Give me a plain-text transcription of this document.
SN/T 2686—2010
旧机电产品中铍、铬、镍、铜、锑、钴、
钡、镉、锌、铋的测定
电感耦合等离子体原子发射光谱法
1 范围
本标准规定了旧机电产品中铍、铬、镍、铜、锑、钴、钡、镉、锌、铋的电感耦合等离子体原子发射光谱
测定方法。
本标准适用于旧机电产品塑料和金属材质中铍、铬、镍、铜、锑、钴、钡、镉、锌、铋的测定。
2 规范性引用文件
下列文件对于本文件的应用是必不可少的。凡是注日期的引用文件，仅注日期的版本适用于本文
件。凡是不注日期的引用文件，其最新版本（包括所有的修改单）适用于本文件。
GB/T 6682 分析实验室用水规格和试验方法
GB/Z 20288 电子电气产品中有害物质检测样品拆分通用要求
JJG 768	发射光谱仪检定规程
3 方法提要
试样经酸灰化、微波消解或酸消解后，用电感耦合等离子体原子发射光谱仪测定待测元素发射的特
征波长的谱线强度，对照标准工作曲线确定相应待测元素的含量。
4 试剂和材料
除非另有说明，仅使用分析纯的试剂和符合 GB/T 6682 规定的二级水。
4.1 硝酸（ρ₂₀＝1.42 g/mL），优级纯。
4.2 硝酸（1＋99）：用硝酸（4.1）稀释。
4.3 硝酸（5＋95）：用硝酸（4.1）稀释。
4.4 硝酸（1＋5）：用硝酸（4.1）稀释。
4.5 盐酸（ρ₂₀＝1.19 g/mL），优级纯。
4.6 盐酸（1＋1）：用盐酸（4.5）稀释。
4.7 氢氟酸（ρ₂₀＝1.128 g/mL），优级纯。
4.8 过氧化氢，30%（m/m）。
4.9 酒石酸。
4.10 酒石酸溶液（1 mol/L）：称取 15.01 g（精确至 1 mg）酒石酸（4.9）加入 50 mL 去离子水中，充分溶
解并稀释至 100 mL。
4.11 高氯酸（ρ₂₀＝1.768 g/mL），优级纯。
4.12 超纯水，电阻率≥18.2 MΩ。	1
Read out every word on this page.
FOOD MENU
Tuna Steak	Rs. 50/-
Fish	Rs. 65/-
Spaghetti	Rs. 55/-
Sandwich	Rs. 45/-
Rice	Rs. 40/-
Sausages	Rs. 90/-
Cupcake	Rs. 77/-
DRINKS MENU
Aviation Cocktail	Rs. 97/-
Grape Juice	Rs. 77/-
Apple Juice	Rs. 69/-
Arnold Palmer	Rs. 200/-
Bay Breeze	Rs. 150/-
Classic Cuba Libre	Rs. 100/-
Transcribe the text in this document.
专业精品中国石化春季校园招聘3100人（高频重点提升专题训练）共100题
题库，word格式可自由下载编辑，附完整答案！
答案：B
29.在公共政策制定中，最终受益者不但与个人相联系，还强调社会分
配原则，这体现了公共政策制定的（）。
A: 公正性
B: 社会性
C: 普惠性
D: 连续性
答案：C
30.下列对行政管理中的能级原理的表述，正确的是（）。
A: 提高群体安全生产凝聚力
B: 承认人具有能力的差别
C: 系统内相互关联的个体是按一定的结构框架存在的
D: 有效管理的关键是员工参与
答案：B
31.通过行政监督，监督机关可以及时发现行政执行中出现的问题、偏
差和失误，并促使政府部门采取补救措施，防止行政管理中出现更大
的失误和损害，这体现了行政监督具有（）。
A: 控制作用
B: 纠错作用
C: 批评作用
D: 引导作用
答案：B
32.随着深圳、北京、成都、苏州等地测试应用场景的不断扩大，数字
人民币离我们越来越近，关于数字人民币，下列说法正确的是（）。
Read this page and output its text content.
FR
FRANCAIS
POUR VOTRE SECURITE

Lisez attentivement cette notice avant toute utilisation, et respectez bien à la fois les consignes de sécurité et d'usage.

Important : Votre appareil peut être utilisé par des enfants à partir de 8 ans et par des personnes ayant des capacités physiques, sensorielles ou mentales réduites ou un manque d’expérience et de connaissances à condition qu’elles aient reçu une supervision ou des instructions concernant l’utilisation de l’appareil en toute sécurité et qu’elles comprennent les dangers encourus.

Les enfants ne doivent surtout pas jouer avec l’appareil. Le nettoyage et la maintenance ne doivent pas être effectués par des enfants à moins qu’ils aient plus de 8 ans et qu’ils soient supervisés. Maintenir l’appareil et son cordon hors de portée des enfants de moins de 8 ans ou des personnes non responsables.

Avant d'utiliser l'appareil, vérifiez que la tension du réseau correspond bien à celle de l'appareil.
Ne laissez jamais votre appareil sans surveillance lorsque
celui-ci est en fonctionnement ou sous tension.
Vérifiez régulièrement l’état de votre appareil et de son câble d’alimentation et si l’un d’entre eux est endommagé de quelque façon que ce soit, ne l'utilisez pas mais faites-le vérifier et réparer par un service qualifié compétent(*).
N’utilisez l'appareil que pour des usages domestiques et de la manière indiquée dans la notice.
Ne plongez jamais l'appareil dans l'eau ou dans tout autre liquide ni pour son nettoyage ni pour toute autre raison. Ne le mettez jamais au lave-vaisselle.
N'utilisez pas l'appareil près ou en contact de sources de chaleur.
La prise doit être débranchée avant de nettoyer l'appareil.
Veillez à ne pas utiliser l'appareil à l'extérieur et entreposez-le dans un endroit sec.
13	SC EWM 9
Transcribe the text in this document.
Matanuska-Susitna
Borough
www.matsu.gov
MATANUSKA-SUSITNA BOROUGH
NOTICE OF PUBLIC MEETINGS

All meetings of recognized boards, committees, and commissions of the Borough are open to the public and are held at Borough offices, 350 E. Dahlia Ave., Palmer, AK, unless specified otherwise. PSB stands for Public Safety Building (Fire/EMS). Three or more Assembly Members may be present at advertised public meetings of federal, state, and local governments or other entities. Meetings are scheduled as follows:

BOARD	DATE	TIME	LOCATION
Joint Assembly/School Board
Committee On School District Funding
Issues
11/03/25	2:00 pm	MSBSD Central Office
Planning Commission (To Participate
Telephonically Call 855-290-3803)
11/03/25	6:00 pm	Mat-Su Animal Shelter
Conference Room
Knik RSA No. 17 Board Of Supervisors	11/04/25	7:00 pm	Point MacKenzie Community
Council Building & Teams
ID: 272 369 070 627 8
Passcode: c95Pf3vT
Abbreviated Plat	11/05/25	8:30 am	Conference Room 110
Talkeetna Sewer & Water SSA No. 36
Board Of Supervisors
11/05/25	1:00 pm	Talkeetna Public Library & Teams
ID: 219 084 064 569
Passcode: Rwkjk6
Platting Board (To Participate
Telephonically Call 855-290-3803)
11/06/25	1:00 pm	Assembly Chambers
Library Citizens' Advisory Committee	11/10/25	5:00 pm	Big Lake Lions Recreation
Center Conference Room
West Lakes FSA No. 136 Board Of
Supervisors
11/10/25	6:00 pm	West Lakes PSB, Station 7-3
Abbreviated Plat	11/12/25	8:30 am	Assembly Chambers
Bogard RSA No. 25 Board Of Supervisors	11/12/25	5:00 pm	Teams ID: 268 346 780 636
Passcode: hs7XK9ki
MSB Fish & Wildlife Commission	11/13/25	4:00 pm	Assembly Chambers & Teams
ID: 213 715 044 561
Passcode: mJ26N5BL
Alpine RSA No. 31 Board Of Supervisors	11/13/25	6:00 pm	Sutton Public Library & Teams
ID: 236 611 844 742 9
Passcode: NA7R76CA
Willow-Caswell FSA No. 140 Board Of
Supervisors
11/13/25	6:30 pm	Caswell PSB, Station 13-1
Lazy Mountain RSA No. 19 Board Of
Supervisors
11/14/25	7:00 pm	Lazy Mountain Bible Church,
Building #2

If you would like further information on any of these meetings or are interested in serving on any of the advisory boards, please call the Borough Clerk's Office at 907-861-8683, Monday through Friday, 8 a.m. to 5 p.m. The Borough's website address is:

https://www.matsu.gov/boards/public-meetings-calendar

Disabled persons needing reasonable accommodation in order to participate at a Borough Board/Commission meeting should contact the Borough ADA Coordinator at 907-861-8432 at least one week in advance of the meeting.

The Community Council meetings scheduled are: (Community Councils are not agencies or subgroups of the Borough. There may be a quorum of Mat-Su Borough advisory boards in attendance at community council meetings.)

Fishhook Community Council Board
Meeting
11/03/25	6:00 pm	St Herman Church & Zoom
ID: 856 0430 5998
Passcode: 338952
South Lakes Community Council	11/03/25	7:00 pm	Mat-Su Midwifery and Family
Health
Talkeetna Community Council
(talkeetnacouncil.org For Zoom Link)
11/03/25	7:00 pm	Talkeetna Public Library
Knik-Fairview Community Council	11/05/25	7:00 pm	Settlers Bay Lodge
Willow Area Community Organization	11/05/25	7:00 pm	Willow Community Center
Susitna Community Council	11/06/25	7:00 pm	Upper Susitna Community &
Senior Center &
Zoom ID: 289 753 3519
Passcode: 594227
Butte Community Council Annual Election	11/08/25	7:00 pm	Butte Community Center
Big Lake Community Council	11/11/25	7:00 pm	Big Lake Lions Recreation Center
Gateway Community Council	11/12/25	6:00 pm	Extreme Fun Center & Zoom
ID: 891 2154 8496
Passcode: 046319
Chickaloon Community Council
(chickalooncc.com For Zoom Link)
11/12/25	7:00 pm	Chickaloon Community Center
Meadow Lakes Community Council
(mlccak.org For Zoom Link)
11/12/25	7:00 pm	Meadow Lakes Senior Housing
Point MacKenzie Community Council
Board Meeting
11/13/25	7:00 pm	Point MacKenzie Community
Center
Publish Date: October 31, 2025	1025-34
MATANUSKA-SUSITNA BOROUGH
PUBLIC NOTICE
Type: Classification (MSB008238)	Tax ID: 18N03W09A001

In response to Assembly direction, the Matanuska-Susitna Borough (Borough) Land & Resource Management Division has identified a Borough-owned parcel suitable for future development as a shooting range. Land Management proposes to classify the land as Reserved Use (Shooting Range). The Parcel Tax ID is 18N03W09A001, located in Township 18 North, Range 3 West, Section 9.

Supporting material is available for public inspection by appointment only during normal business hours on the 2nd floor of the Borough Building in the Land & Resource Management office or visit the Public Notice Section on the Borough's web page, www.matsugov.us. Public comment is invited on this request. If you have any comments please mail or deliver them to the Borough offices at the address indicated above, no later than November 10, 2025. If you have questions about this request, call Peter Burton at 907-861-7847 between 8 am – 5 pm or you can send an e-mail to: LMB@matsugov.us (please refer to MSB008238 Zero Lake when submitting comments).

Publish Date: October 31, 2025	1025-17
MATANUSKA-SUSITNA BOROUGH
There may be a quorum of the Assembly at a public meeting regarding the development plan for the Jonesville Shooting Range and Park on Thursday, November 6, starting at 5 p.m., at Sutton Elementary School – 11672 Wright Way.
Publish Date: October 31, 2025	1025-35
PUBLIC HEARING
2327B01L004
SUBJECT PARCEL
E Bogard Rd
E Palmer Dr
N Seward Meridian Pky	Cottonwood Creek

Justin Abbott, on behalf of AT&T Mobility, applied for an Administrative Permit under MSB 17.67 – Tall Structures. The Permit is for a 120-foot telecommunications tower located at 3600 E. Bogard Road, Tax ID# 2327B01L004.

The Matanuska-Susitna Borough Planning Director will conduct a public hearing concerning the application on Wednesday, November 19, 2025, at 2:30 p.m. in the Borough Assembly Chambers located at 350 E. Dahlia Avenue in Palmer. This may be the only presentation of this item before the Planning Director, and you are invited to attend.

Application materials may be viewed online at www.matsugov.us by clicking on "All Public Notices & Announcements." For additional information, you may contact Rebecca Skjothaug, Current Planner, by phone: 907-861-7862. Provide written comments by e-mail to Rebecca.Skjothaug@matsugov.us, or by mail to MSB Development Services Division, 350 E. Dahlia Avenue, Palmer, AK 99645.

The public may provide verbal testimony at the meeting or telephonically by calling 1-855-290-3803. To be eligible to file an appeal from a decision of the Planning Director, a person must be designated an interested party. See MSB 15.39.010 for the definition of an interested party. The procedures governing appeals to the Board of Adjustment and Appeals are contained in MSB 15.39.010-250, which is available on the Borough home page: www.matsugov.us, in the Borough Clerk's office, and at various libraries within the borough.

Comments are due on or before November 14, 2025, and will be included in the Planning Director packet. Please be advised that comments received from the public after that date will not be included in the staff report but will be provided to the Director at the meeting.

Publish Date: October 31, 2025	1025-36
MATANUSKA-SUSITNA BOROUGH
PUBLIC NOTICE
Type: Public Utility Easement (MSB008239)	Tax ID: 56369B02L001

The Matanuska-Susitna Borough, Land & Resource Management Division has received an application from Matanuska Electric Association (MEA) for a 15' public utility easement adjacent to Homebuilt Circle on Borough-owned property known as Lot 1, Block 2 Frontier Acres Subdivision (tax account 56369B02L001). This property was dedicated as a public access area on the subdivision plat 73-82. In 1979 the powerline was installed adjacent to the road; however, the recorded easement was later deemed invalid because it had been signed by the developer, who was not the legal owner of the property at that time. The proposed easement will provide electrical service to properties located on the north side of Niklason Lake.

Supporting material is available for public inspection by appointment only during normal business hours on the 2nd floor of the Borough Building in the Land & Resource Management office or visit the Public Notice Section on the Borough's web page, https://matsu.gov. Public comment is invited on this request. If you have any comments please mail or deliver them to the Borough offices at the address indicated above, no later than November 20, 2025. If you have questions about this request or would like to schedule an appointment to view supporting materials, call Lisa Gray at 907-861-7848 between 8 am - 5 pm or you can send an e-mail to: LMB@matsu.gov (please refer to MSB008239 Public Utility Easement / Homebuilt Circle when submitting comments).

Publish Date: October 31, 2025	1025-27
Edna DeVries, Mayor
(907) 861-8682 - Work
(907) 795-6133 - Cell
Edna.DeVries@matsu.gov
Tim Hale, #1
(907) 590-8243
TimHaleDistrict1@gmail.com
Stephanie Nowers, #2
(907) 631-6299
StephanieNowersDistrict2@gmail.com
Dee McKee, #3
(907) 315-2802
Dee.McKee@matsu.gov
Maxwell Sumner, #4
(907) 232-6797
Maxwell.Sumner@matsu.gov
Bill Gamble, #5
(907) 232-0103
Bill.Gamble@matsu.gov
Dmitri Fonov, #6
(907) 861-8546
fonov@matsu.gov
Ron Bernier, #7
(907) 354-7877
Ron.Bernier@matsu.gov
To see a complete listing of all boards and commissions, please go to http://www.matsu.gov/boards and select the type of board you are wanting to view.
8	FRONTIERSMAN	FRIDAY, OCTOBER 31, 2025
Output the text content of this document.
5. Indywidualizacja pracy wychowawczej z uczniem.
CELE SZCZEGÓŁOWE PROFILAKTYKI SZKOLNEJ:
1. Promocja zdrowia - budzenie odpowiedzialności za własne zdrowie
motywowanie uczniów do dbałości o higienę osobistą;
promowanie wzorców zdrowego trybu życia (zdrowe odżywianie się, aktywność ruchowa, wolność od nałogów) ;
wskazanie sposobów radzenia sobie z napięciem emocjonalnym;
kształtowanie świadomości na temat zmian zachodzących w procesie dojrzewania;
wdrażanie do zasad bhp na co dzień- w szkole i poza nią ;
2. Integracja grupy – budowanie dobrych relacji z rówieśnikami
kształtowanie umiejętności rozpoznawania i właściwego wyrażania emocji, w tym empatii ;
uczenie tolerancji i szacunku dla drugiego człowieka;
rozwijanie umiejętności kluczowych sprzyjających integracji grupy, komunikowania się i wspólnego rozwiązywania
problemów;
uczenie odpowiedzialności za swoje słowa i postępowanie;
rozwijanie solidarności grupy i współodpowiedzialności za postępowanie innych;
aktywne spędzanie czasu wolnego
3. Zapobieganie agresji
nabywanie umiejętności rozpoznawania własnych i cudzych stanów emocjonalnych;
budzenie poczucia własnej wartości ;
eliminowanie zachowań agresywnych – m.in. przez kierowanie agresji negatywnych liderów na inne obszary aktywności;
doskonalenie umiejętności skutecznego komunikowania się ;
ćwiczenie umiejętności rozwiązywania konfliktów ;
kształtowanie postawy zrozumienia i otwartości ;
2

• **EXERCISE INSTRUCTIONS**
Extract each line from the entries above that contains the string "Supervisors".

• **FINISHED EXERCISE**
Knik RSA No. 17 Board Of Supervisors	11/04/25	7:00 pm	Point MacKenzie Community
Board Of Supervisors
Supervisors
Bogard RSA No. 25 Board Of Supervisors	11/12/25	5:00 pm	Teams ID: 268 346 780 636
Alpine RSA No. 31 Board Of Supervisors	11/13/25	6:00 pm	Sutton Public Library & Teams
Supervisors
Supervisors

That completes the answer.